> **AIM**: For the listing below, give the count of lines containing "radians", and no other text.

-- START OF EXTRACTED ENTRIES --

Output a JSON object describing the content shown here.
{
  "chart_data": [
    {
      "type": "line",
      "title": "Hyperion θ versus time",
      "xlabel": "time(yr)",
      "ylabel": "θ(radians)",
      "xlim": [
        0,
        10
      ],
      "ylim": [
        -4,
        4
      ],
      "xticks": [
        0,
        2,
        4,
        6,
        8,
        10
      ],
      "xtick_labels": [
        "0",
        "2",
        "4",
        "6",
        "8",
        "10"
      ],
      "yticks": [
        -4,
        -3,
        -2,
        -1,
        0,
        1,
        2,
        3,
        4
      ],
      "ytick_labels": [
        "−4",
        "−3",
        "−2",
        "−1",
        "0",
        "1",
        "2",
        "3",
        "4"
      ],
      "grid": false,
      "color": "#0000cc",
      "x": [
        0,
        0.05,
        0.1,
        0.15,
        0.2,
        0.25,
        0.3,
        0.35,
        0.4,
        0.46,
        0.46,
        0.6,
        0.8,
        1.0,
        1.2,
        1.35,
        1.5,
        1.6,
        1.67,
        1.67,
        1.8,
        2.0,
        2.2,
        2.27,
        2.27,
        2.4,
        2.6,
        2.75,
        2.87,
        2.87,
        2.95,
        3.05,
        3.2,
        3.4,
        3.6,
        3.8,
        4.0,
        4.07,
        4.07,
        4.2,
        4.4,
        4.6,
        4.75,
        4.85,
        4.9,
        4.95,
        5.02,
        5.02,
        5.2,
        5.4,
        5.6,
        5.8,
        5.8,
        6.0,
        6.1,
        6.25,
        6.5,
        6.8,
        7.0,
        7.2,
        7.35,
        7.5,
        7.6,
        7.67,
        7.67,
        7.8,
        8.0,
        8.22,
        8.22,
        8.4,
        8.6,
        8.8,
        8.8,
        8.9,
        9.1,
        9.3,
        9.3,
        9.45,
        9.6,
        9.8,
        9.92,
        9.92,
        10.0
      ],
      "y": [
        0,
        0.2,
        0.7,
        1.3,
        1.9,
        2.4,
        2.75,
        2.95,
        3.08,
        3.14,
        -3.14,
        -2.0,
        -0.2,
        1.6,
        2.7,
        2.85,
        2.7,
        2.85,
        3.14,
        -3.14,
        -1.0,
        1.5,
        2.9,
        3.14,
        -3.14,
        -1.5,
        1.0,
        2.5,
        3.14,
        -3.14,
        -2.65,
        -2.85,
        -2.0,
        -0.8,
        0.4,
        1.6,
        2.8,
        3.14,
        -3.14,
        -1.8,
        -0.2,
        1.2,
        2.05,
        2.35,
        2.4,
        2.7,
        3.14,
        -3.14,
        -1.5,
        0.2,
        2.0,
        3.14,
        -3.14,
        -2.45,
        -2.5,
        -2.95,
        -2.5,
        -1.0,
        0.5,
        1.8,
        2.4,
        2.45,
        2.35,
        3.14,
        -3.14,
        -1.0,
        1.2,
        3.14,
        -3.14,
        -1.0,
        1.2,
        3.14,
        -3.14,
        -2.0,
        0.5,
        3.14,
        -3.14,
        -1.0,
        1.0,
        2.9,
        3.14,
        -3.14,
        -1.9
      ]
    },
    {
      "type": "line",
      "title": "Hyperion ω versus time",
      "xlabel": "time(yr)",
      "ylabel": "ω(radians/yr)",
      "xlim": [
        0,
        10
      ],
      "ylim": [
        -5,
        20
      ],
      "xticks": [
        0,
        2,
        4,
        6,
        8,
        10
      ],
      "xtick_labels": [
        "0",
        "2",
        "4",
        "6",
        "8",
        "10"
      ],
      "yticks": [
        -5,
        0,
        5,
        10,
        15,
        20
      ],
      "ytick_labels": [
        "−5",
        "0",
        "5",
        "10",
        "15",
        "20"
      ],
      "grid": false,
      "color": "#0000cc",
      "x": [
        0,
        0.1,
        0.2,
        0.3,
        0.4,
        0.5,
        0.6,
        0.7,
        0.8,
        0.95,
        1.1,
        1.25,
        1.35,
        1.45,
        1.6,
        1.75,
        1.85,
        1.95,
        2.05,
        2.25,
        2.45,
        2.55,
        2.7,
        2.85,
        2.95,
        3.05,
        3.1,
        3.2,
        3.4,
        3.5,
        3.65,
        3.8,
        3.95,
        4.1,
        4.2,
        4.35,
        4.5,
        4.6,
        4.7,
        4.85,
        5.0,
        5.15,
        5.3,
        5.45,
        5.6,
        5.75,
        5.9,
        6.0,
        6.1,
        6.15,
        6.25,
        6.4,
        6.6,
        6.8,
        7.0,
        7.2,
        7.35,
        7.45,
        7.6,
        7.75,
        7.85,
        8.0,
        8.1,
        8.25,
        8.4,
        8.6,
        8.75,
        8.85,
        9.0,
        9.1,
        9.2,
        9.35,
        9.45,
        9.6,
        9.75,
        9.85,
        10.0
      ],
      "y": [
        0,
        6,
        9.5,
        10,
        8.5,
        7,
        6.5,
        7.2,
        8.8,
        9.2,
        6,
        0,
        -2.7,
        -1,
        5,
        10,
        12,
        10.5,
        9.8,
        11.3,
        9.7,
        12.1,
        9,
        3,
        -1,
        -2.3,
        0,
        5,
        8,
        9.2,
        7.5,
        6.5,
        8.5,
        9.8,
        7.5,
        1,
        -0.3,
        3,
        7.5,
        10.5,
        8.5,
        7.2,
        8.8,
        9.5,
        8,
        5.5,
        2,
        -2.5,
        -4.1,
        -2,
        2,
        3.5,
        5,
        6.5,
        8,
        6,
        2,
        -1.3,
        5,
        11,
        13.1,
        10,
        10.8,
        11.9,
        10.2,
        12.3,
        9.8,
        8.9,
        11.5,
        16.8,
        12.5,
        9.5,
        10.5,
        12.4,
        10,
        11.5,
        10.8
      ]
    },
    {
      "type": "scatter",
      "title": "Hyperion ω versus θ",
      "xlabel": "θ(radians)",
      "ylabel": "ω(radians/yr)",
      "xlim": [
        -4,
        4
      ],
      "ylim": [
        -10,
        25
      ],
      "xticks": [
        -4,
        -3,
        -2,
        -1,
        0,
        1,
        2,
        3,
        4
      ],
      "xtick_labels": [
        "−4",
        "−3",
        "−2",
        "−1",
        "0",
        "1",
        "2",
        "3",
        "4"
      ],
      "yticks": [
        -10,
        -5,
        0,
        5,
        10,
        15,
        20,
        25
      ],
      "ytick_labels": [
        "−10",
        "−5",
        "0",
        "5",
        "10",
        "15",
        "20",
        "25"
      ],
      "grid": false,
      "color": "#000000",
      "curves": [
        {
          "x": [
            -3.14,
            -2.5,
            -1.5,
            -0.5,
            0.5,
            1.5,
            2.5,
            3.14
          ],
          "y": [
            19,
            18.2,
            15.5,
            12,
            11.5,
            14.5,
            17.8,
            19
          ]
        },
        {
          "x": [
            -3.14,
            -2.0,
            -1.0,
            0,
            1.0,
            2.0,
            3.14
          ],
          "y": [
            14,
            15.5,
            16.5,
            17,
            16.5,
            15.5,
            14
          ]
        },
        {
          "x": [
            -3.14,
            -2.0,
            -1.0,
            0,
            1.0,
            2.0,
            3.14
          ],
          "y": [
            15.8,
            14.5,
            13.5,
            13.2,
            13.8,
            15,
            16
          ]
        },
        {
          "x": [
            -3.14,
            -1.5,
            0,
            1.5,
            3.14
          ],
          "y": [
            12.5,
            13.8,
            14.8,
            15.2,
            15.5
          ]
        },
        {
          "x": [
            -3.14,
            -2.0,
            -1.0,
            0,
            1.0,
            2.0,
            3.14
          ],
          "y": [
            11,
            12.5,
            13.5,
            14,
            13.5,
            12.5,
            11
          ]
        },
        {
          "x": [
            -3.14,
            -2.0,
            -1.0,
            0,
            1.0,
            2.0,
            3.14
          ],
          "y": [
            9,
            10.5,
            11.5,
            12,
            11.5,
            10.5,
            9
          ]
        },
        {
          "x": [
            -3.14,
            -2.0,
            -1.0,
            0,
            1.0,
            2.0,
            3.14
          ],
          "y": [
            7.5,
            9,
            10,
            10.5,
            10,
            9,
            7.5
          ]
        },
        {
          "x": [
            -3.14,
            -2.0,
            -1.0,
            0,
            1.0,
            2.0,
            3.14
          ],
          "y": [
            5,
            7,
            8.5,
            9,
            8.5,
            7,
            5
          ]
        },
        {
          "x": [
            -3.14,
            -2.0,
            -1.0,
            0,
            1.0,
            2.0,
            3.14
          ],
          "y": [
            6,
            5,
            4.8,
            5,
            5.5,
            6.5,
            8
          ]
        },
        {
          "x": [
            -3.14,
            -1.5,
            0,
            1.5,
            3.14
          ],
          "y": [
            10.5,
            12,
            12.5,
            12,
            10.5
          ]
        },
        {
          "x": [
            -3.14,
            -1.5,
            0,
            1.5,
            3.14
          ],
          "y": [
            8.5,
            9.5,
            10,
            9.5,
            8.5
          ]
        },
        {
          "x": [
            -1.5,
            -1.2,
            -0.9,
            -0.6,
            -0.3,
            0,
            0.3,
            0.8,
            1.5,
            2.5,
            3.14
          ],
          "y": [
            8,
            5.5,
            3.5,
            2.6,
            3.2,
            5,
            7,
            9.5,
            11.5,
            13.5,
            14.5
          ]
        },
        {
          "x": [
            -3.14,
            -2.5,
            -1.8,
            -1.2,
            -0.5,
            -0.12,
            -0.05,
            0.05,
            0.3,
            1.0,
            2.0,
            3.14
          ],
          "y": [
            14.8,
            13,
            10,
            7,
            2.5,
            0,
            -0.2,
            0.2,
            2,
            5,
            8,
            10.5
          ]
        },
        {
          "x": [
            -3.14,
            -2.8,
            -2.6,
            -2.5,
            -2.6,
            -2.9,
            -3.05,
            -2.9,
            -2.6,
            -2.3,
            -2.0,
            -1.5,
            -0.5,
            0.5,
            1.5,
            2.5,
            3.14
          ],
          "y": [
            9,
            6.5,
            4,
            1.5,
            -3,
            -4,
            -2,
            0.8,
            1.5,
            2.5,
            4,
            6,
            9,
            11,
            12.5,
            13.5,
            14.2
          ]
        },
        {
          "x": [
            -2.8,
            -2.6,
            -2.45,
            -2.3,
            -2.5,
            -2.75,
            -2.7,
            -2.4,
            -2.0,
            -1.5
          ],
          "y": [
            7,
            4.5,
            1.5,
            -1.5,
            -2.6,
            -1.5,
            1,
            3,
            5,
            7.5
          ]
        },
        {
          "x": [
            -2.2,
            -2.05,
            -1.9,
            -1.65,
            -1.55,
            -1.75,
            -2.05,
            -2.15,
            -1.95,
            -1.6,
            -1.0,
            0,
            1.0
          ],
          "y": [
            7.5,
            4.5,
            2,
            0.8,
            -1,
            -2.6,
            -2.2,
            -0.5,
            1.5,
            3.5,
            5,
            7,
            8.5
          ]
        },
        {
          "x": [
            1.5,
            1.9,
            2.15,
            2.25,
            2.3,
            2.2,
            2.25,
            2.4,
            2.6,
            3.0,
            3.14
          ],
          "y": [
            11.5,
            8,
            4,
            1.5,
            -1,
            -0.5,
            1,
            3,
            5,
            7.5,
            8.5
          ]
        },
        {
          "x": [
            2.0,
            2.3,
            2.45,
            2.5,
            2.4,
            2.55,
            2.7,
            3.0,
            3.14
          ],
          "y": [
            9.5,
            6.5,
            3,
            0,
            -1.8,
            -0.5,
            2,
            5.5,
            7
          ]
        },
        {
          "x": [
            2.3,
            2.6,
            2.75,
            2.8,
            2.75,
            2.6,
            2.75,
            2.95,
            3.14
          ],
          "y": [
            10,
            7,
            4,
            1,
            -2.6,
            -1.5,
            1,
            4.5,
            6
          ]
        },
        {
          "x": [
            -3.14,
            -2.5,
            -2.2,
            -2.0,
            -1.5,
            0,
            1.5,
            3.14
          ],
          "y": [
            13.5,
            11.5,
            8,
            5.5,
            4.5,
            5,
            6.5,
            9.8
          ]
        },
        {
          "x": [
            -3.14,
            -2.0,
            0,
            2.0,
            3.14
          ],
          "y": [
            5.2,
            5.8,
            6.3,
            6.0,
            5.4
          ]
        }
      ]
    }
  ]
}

-- END OF EXTRACTED ENTRIES --

> **TASK RESPONSE**: 4